[Figure record extracts]
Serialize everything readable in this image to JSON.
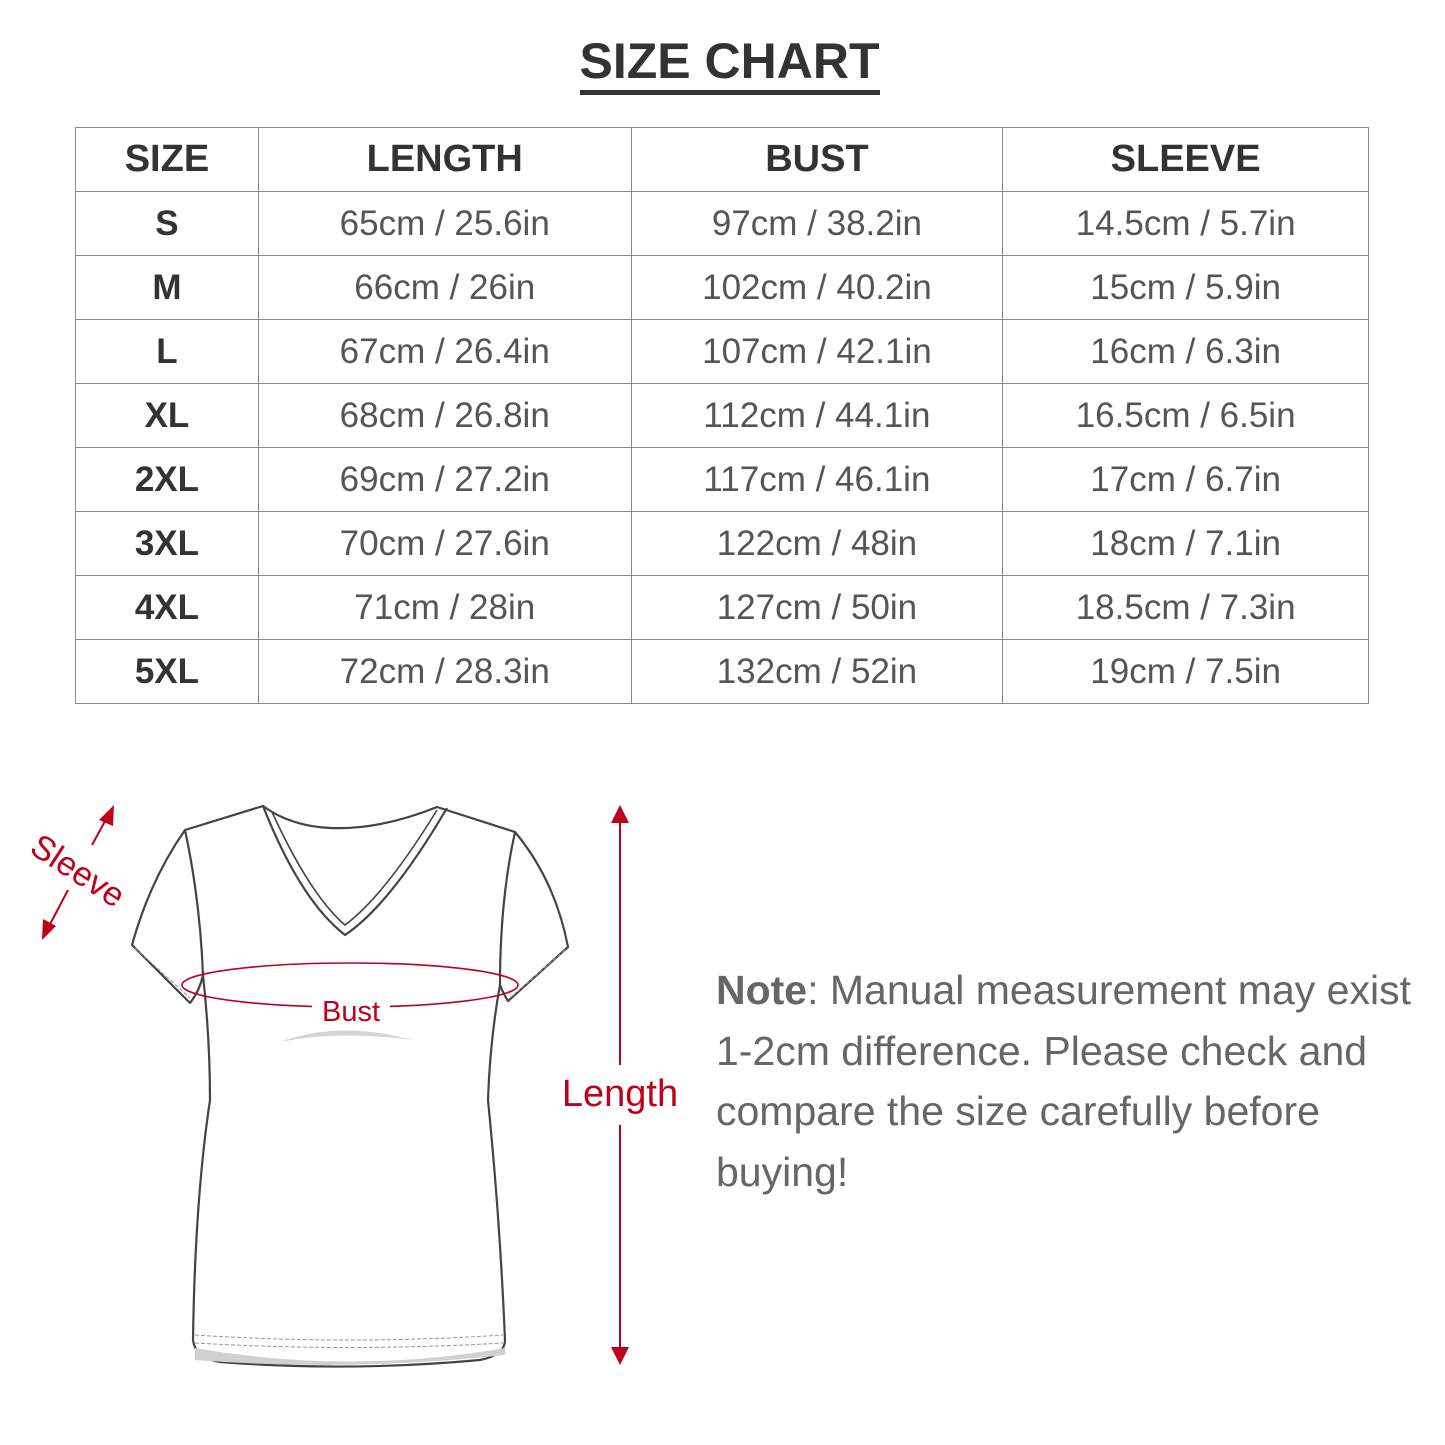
{
  "title": "SIZE CHART",
  "table": {
    "headers": [
      "SIZE",
      "LENGTH",
      "BUST",
      "SLEEVE"
    ],
    "rows": [
      [
        "S",
        "65cm / 25.6in",
        "97cm / 38.2in",
        "14.5cm / 5.7in"
      ],
      [
        "M",
        "66cm / 26in",
        "102cm / 40.2in",
        "15cm / 5.9in"
      ],
      [
        "L",
        "67cm / 26.4in",
        "107cm / 42.1in",
        "16cm / 6.3in"
      ],
      [
        "XL",
        "68cm / 26.8in",
        "112cm / 44.1in",
        "16.5cm / 6.5in"
      ],
      [
        "2XL",
        "69cm / 27.2in",
        "117cm / 46.1in",
        "17cm / 6.7in"
      ],
      [
        "3XL",
        "70cm / 27.6in",
        "122cm / 48in",
        "18cm / 7.1in"
      ],
      [
        "4XL",
        "71cm / 28in",
        "127cm / 50in",
        "18.5cm / 7.3in"
      ],
      [
        "5XL",
        "72cm / 28.3in",
        "132cm / 52in",
        "19cm / 7.5in"
      ]
    ]
  },
  "diagram": {
    "sleeve_label": "Sleeve",
    "bust_label": "Bust",
    "length_label": "Length",
    "accent_color": "#c0001a"
  },
  "note": {
    "label": "Note",
    "text": ": Manual measurement may exist 1-2cm difference. Please check and compare the size carefully before buying!"
  }
}
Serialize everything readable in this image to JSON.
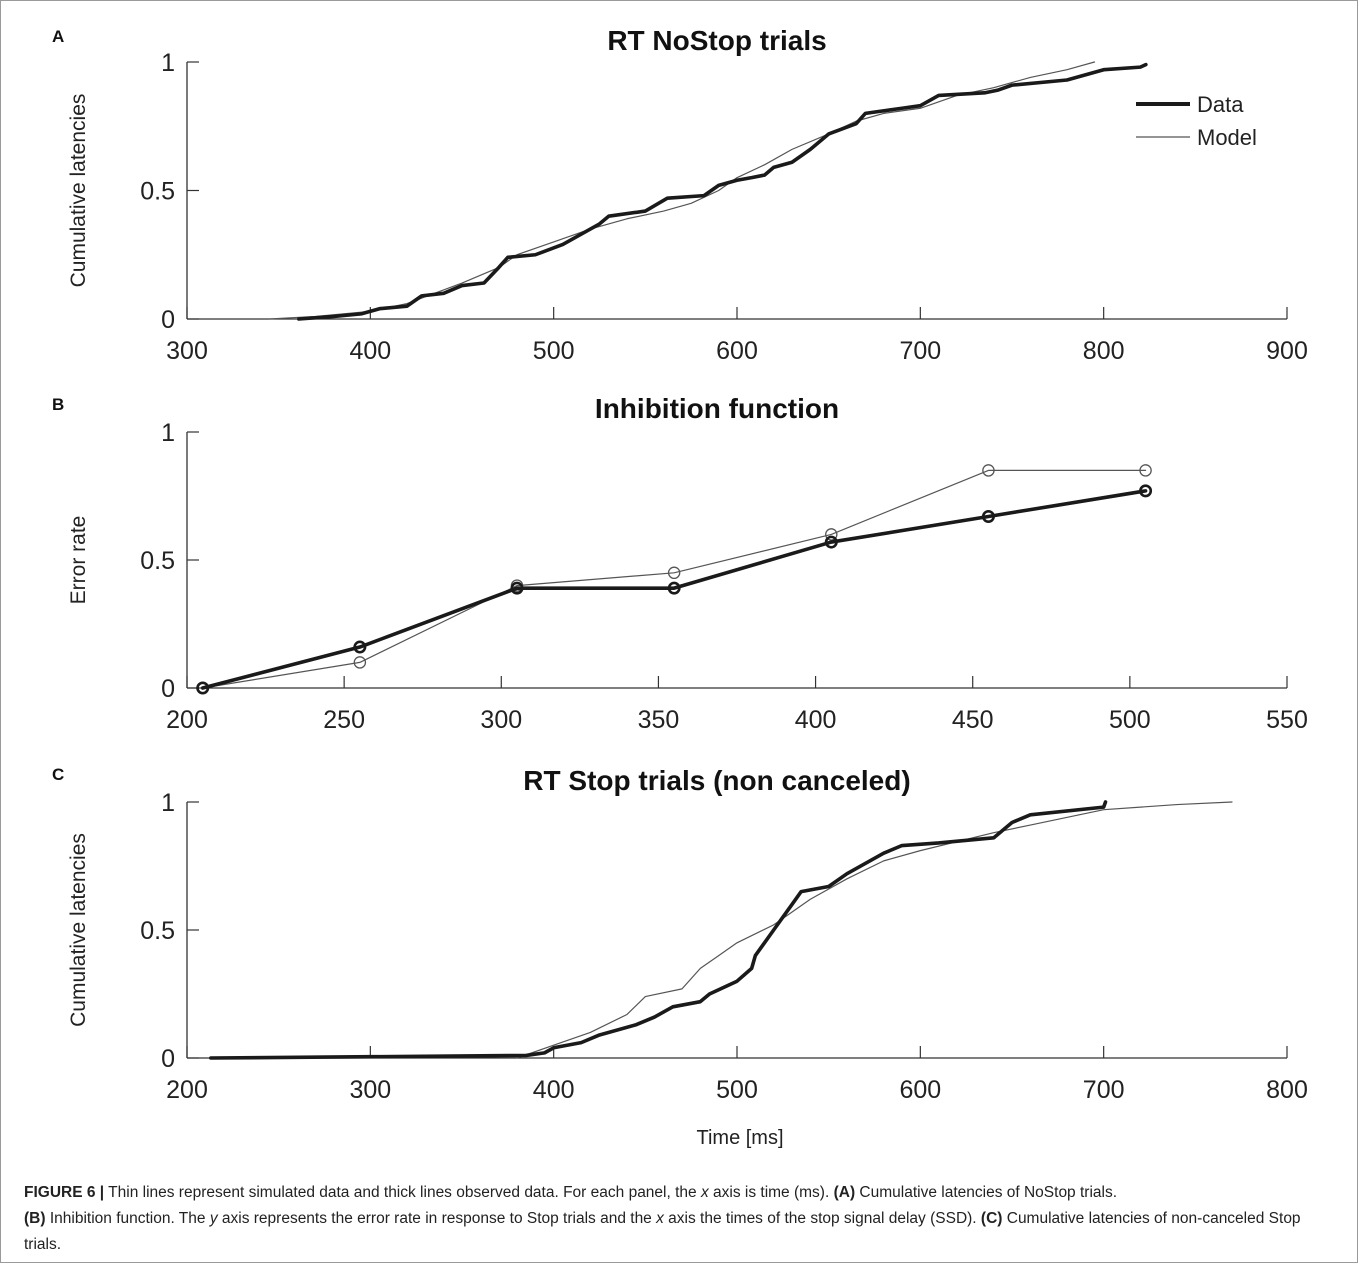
{
  "caption": {
    "figure_label": "FIGURE 6 |",
    "text_1": " Thin lines represent simulated data and thick lines observed data. For each panel, the ",
    "x_italic": "x",
    "text_2": " axis is time (ms). ",
    "a_label": "(A)",
    "text_3": " Cumulative latencies of NoStop trials.",
    "b_label": "(B)",
    "text_4": " Inhibition function. The ",
    "y_italic": "y",
    "text_5": " axis represents the error rate in response to Stop trials and the ",
    "x_italic_2": "x",
    "text_6": " axis the times of the stop signal delay (SSD). ",
    "c_label": "(C)",
    "text_7": " Cumulative latencies of non-canceled Stop trials."
  },
  "colors": {
    "data_line": "#1a1a1a",
    "model_line": "#555555",
    "axis": "#333333",
    "text": "#222222"
  },
  "chart_data": [
    {
      "panel_letter": "A",
      "type": "line",
      "title": "RT NoStop trials",
      "xlabel": "",
      "ylabel": "Cumulative latencies",
      "xlim": [
        300,
        900
      ],
      "ylim": [
        0,
        1
      ],
      "xticks": [
        300,
        400,
        500,
        600,
        700,
        800,
        900
      ],
      "yticks": [
        0,
        0.5,
        1
      ],
      "ytick_labels": [
        "0",
        "0.5",
        "1"
      ],
      "grid": false,
      "legend": {
        "placement": "top-right",
        "entries": [
          "Data",
          "Model"
        ]
      },
      "series": [
        {
          "name": "Data",
          "style": "thick",
          "x": [
            361,
            380,
            395,
            405,
            420,
            428,
            440,
            450,
            462,
            470,
            475,
            490,
            505,
            515,
            525,
            530,
            550,
            562,
            582,
            590,
            600,
            608,
            615,
            620,
            630,
            640,
            650,
            665,
            670,
            690,
            700,
            710,
            735,
            742,
            750,
            780,
            800,
            820,
            823
          ],
          "y": [
            0,
            0.01,
            0.02,
            0.04,
            0.05,
            0.09,
            0.1,
            0.13,
            0.14,
            0.2,
            0.24,
            0.25,
            0.29,
            0.33,
            0.37,
            0.4,
            0.42,
            0.47,
            0.48,
            0.52,
            0.54,
            0.55,
            0.56,
            0.59,
            0.61,
            0.66,
            0.72,
            0.76,
            0.8,
            0.82,
            0.83,
            0.87,
            0.88,
            0.89,
            0.91,
            0.93,
            0.97,
            0.98,
            0.99
          ]
        },
        {
          "name": "Model",
          "style": "thin",
          "x": [
            345,
            370,
            400,
            420,
            435,
            450,
            470,
            480,
            500,
            520,
            540,
            560,
            575,
            590,
            600,
            615,
            630,
            650,
            665,
            680,
            700,
            720,
            740,
            760,
            780,
            795
          ],
          "y": [
            0,
            0.01,
            0.03,
            0.06,
            0.1,
            0.14,
            0.2,
            0.25,
            0.3,
            0.35,
            0.39,
            0.42,
            0.45,
            0.5,
            0.55,
            0.6,
            0.66,
            0.72,
            0.77,
            0.8,
            0.82,
            0.87,
            0.9,
            0.94,
            0.97,
            1.0
          ]
        }
      ]
    },
    {
      "panel_letter": "B",
      "type": "line",
      "title": "Inhibition function",
      "xlabel": "",
      "ylabel": "Error rate",
      "xlim": [
        200,
        550
      ],
      "ylim": [
        0,
        1
      ],
      "xticks": [
        200,
        250,
        300,
        350,
        400,
        450,
        500,
        550
      ],
      "yticks": [
        0,
        0.5,
        1
      ],
      "ytick_labels": [
        "0",
        "0.5",
        "1"
      ],
      "grid": false,
      "markers": "circle",
      "series": [
        {
          "name": "Data",
          "style": "thick",
          "x": [
            205,
            255,
            305,
            355,
            405,
            455,
            505
          ],
          "y": [
            0.0,
            0.16,
            0.39,
            0.39,
            0.57,
            0.67,
            0.77
          ]
        },
        {
          "name": "Model",
          "style": "thin",
          "x": [
            205,
            255,
            305,
            355,
            405,
            455,
            505
          ],
          "y": [
            0.0,
            0.1,
            0.4,
            0.45,
            0.6,
            0.85,
            0.85
          ]
        }
      ]
    },
    {
      "panel_letter": "C",
      "type": "line",
      "title": "RT Stop trials (non canceled)",
      "xlabel": "Time [ms]",
      "ylabel": "Cumulative latencies",
      "xlim": [
        200,
        800
      ],
      "ylim": [
        0,
        1
      ],
      "xticks": [
        200,
        300,
        400,
        500,
        600,
        700,
        800
      ],
      "yticks": [
        0,
        0.5,
        1
      ],
      "ytick_labels": [
        "0",
        "0.5",
        "1"
      ],
      "grid": false,
      "series": [
        {
          "name": "Data",
          "style": "thick",
          "x": [
            213,
            300,
            385,
            395,
            400,
            415,
            425,
            445,
            455,
            465,
            480,
            485,
            500,
            508,
            510,
            515,
            520,
            525,
            530,
            535,
            550,
            560,
            570,
            580,
            590,
            610,
            640,
            650,
            660,
            700,
            701
          ],
          "y": [
            0,
            0.005,
            0.01,
            0.02,
            0.04,
            0.06,
            0.09,
            0.13,
            0.16,
            0.2,
            0.22,
            0.25,
            0.3,
            0.35,
            0.4,
            0.45,
            0.5,
            0.55,
            0.6,
            0.65,
            0.67,
            0.72,
            0.76,
            0.8,
            0.83,
            0.84,
            0.86,
            0.92,
            0.95,
            0.98,
            1.0
          ]
        },
        {
          "name": "Model",
          "style": "thin",
          "x": [
            380,
            400,
            420,
            440,
            450,
            470,
            480,
            490,
            500,
            520,
            540,
            560,
            580,
            600,
            640,
            660,
            700,
            740,
            770
          ],
          "y": [
            0,
            0.05,
            0.1,
            0.17,
            0.24,
            0.27,
            0.35,
            0.4,
            0.45,
            0.52,
            0.62,
            0.7,
            0.77,
            0.81,
            0.88,
            0.91,
            0.97,
            0.99,
            1.0
          ]
        }
      ]
    }
  ]
}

WORK INSTRUCTIONS:
Working from the material above, transcribe it exactly while omitting pictures.

COMPLETED TASK:
Serialize everything readable in this image to JSON.
{
  "title": "SIZE CHART",
  "table": {
    "headers": [
      "SIZE",
      "LENGTH",
      "BUST",
      "SLEEVE"
    ],
    "rows": [
      [
        "S",
        "65cm / 25.6in",
        "97cm / 38.2in",
        "14.5cm / 5.7in"
      ],
      [
        "M",
        "66cm / 26in",
        "102cm / 40.2in",
        "15cm / 5.9in"
      ],
      [
        "L",
        "67cm / 26.4in",
        "107cm / 42.1in",
        "16cm / 6.3in"
      ],
      [
        "XL",
        "68cm / 26.8in",
        "112cm / 44.1in",
        "16.5cm / 6.5in"
      ],
      [
        "2XL",
        "69cm / 27.2in",
        "117cm / 46.1in",
        "17cm / 6.7in"
      ],
      [
        "3XL",
        "70cm / 27.6in",
        "122cm / 48in",
        "18cm / 7.1in"
      ],
      [
        "4XL",
        "71cm / 28in",
        "127cm / 50in",
        "18.5cm / 7.3in"
      ],
      [
        "5XL",
        "72cm / 28.3in",
        "132cm / 52in",
        "19cm / 7.5in"
      ]
    ]
  },
  "diagram": {
    "sleeve_label": "Sleeve",
    "bust_label": "Bust",
    "length_label": "Length",
    "accent_color": "#c0001a"
  },
  "note": {
    "label": "Note",
    "text": ": Manual measurement may exist 1-2cm difference. Please check and compare the size carefully before buying!"
  }
}
Serialize everything readable in this image to JSON.
{
  "caption": {
    "figure_label": "FIGURE 6 |",
    "text_1": " Thin lines represent simulated data and thick lines observed data. For each panel, the ",
    "x_italic": "x",
    "text_2": " axis is time (ms). ",
    "a_label": "(A)",
    "text_3": " Cumulative latencies of NoStop trials.",
    "b_label": "(B)",
    "text_4": " Inhibition function. The ",
    "y_italic": "y",
    "text_5": " axis represents the error rate in response to Stop trials and the ",
    "x_italic_2": "x",
    "text_6": " axis the times of the stop signal delay (SSD). ",
    "c_label": "(C)",
    "text_7": " Cumulative latencies of non-canceled Stop trials."
  },
  "colors": {
    "data_line": "#1a1a1a",
    "model_line": "#555555",
    "axis": "#333333",
    "text": "#222222"
  },
  "chart_data": [
    {
      "panel_letter": "A",
      "type": "line",
      "title": "RT NoStop trials",
      "xlabel": "",
      "ylabel": "Cumulative latencies",
      "xlim": [
        300,
        900
      ],
      "ylim": [
        0,
        1
      ],
      "xticks": [
        300,
        400,
        500,
        600,
        700,
        800,
        900
      ],
      "yticks": [
        0,
        0.5,
        1
      ],
      "ytick_labels": [
        "0",
        "0.5",
        "1"
      ],
      "grid": false,
      "legend": {
        "placement": "top-right",
        "entries": [
          "Data",
          "Model"
        ]
      },
      "series": [
        {
          "name": "Data",
          "style": "thick",
          "x": [
            361,
            380,
            395,
            405,
            420,
            428,
            440,
            450,
            462,
            470,
            475,
            490,
            505,
            515,
            525,
            530,
            550,
            562,
            582,
            590,
            600,
            608,
            615,
            620,
            630,
            640,
            650,
            665,
            670,
            690,
            700,
            710,
            735,
            742,
            750,
            780,
            800,
            820,
            823
          ],
          "y": [
            0,
            0.01,
            0.02,
            0.04,
            0.05,
            0.09,
            0.1,
            0.13,
            0.14,
            0.2,
            0.24,
            0.25,
            0.29,
            0.33,
            0.37,
            0.4,
            0.42,
            0.47,
            0.48,
            0.52,
            0.54,
            0.55,
            0.56,
            0.59,
            0.61,
            0.66,
            0.72,
            0.76,
            0.8,
            0.82,
            0.83,
            0.87,
            0.88,
            0.89,
            0.91,
            0.93,
            0.97,
            0.98,
            0.99
          ]
        },
        {
          "name": "Model",
          "style": "thin",
          "x": [
            345,
            370,
            400,
            420,
            435,
            450,
            470,
            480,
            500,
            520,
            540,
            560,
            575,
            590,
            600,
            615,
            630,
            650,
            665,
            680,
            700,
            720,
            740,
            760,
            780,
            795
          ],
          "y": [
            0,
            0.01,
            0.03,
            0.06,
            0.1,
            0.14,
            0.2,
            0.25,
            0.3,
            0.35,
            0.39,
            0.42,
            0.45,
            0.5,
            0.55,
            0.6,
            0.66,
            0.72,
            0.77,
            0.8,
            0.82,
            0.87,
            0.9,
            0.94,
            0.97,
            1.0
          ]
        }
      ]
    },
    {
      "panel_letter": "B",
      "type": "line",
      "title": "Inhibition function",
      "xlabel": "",
      "ylabel": "Error rate",
      "xlim": [
        200,
        550
      ],
      "ylim": [
        0,
        1
      ],
      "xticks": [
        200,
        250,
        300,
        350,
        400,
        450,
        500,
        550
      ],
      "yticks": [
        0,
        0.5,
        1
      ],
      "ytick_labels": [
        "0",
        "0.5",
        "1"
      ],
      "grid": false,
      "markers": "circle",
      "series": [
        {
          "name": "Data",
          "style": "thick",
          "x": [
            205,
            255,
            305,
            355,
            405,
            455,
            505
          ],
          "y": [
            0.0,
            0.16,
            0.39,
            0.39,
            0.57,
            0.67,
            0.77
          ]
        },
        {
          "name": "Model",
          "style": "thin",
          "x": [
            205,
            255,
            305,
            355,
            405,
            455,
            505
          ],
          "y": [
            0.0,
            0.1,
            0.4,
            0.45,
            0.6,
            0.85,
            0.85
          ]
        }
      ]
    },
    {
      "panel_letter": "C",
      "type": "line",
      "title": "RT Stop trials (non canceled)",
      "xlabel": "Time [ms]",
      "ylabel": "Cumulative latencies",
      "xlim": [
        200,
        800
      ],
      "ylim": [
        0,
        1
      ],
      "xticks": [
        200,
        300,
        400,
        500,
        600,
        700,
        800
      ],
      "yticks": [
        0,
        0.5,
        1
      ],
      "ytick_labels": [
        "0",
        "0.5",
        "1"
      ],
      "grid": false,
      "series": [
        {
          "name": "Data",
          "style": "thick",
          "x": [
            213,
            300,
            385,
            395,
            400,
            415,
            425,
            445,
            455,
            465,
            480,
            485,
            500,
            508,
            510,
            515,
            520,
            525,
            530,
            535,
            550,
            560,
            570,
            580,
            590,
            610,
            640,
            650,
            660,
            700,
            701
          ],
          "y": [
            0,
            0.005,
            0.01,
            0.02,
            0.04,
            0.06,
            0.09,
            0.13,
            0.16,
            0.2,
            0.22,
            0.25,
            0.3,
            0.35,
            0.4,
            0.45,
            0.5,
            0.55,
            0.6,
            0.65,
            0.67,
            0.72,
            0.76,
            0.8,
            0.83,
            0.84,
            0.86,
            0.92,
            0.95,
            0.98,
            1.0
          ]
        },
        {
          "name": "Model",
          "style": "thin",
          "x": [
            380,
            400,
            420,
            440,
            450,
            470,
            480,
            490,
            500,
            520,
            540,
            560,
            580,
            600,
            640,
            660,
            700,
            740,
            770
          ],
          "y": [
            0,
            0.05,
            0.1,
            0.17,
            0.24,
            0.27,
            0.35,
            0.4,
            0.45,
            0.52,
            0.62,
            0.7,
            0.77,
            0.81,
            0.88,
            0.91,
            0.97,
            0.99,
            1.0
          ]
        }
      ]
    }
  ]
}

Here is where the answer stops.